Repeat the data that follows, word for word, without the images.

[Collected data entries]
(begin)
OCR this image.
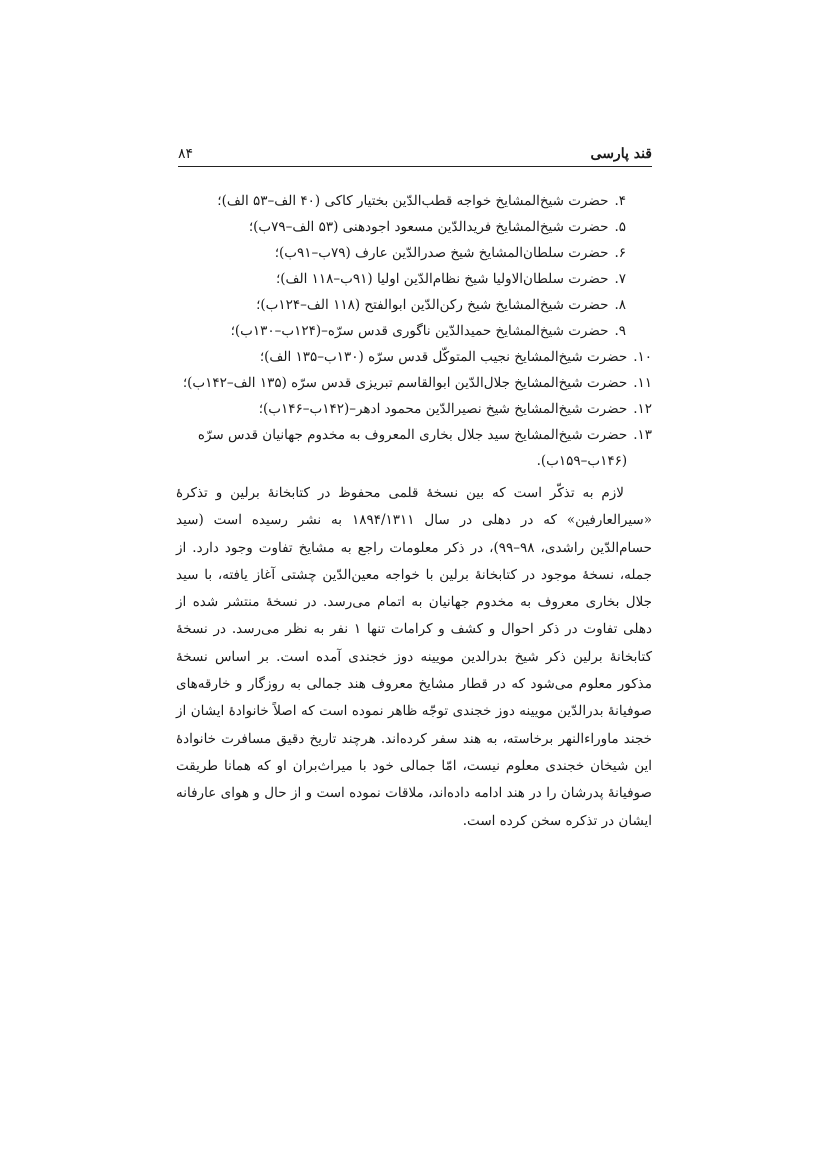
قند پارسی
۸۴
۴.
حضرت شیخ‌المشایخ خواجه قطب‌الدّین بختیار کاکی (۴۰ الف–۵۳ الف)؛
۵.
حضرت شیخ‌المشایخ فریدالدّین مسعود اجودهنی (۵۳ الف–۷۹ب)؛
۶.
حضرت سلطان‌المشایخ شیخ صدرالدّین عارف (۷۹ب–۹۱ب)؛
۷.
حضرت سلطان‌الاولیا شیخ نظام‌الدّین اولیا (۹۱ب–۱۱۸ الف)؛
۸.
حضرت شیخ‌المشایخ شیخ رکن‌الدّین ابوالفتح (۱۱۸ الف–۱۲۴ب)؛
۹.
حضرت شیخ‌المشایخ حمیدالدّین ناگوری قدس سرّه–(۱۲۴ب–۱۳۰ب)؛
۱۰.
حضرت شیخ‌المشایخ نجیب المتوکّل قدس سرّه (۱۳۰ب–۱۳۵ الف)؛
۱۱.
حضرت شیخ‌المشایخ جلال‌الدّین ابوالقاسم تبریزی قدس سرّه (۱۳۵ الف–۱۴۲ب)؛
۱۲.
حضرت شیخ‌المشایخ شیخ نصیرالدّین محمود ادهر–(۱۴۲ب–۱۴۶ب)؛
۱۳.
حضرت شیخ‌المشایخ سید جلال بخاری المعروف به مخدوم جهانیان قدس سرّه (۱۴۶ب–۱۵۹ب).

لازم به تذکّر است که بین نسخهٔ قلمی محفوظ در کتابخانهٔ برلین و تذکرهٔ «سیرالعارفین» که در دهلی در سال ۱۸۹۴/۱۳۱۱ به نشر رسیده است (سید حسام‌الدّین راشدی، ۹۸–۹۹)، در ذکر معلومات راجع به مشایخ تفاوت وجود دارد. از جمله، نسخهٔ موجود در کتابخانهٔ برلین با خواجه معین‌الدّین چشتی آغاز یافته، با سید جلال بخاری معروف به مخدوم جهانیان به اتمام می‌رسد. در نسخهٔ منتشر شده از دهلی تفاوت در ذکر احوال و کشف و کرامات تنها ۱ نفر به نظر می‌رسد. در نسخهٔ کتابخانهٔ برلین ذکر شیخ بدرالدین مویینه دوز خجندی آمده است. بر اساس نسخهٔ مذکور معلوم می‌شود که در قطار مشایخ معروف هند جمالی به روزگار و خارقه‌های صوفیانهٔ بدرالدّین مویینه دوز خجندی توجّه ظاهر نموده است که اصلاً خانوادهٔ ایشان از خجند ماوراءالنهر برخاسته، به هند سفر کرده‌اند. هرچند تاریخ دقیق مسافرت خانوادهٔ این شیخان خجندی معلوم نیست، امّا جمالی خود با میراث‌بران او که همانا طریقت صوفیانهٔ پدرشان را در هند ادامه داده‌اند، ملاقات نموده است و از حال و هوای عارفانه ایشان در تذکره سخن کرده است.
(end)
**Exercise response**
OCR this image.
قند پارسی
۸۴
۴.
حضرت شیخ‌المشایخ خواجه قطب‌الدّین بختیار کاکی (۴۰ الف–۵۳ الف)؛
۵.
حضرت شیخ‌المشایخ فریدالدّین مسعود اجودهنی (۵۳ الف–۷۹ب)؛
۶.
حضرت سلطان‌المشایخ شیخ صدرالدّین عارف (۷۹ب–۹۱ب)؛
۷.
حضرت سلطان‌الاولیا شیخ نظام‌الدّین اولیا (۹۱ب–۱۱۸ الف)؛
۸.
حضرت شیخ‌المشایخ شیخ رکن‌الدّین ابوالفتح (۱۱۸ الف–۱۲۴ب)؛
۹.
حضرت شیخ‌المشایخ حمیدالدّین ناگوری قدس سرّه–(۱۲۴ب–۱۳۰ب)؛
۱۰.
حضرت شیخ‌المشایخ نجیب المتوکّل قدس سرّه (۱۳۰ب–۱۳۵ الف)؛
۱۱.
حضرت شیخ‌المشایخ جلال‌الدّین ابوالقاسم تبریزی قدس سرّه (۱۳۵ الف–۱۴۲ب)؛
۱۲.
حضرت شیخ‌المشایخ شیخ نصیرالدّین محمود ادهر–(۱۴۲ب–۱۴۶ب)؛
۱۳.
حضرت شیخ‌المشایخ سید جلال بخاری المعروف به مخدوم جهانیان قدس سرّه (۱۴۶ب–۱۵۹ب).

لازم به تذکّر است که بین نسخهٔ قلمی محفوظ در کتابخانهٔ برلین و تذکرهٔ «سیرالعارفین» که در دهلی در سال ۱۸۹۴/۱۳۱۱ به نشر رسیده است (سید حسام‌الدّین راشدی، ۹۸–۹۹)، در ذکر معلومات راجع به مشایخ تفاوت وجود دارد. از جمله، نسخهٔ موجود در کتابخانهٔ برلین با خواجه معین‌الدّین چشتی آغاز یافته، با سید جلال بخاری معروف به مخدوم جهانیان به اتمام می‌رسد. در نسخهٔ منتشر شده از دهلی تفاوت در ذکر احوال و کشف و کرامات تنها ۱ نفر به نظر می‌رسد. در نسخهٔ کتابخانهٔ برلین ذکر شیخ بدرالدین مویینه دوز خجندی آمده است. بر اساس نسخهٔ مذکور معلوم می‌شود که در قطار مشایخ معروف هند جمالی به روزگار و خارقه‌های صوفیانهٔ بدرالدّین مویینه دوز خجندی توجّه ظاهر نموده است که اصلاً خانوادهٔ ایشان از خجند ماوراءالنهر برخاسته، به هند سفر کرده‌اند. هرچند تاریخ دقیق مسافرت خانوادهٔ این شیخان خجندی معلوم نیست، امّا جمالی خود با میراث‌بران او که همانا طریقت صوفیانهٔ پدرشان را در هند ادامه داده‌اند، ملاقات نموده است و از حال و هوای عارفانه ایشان در تذکره سخن کرده است.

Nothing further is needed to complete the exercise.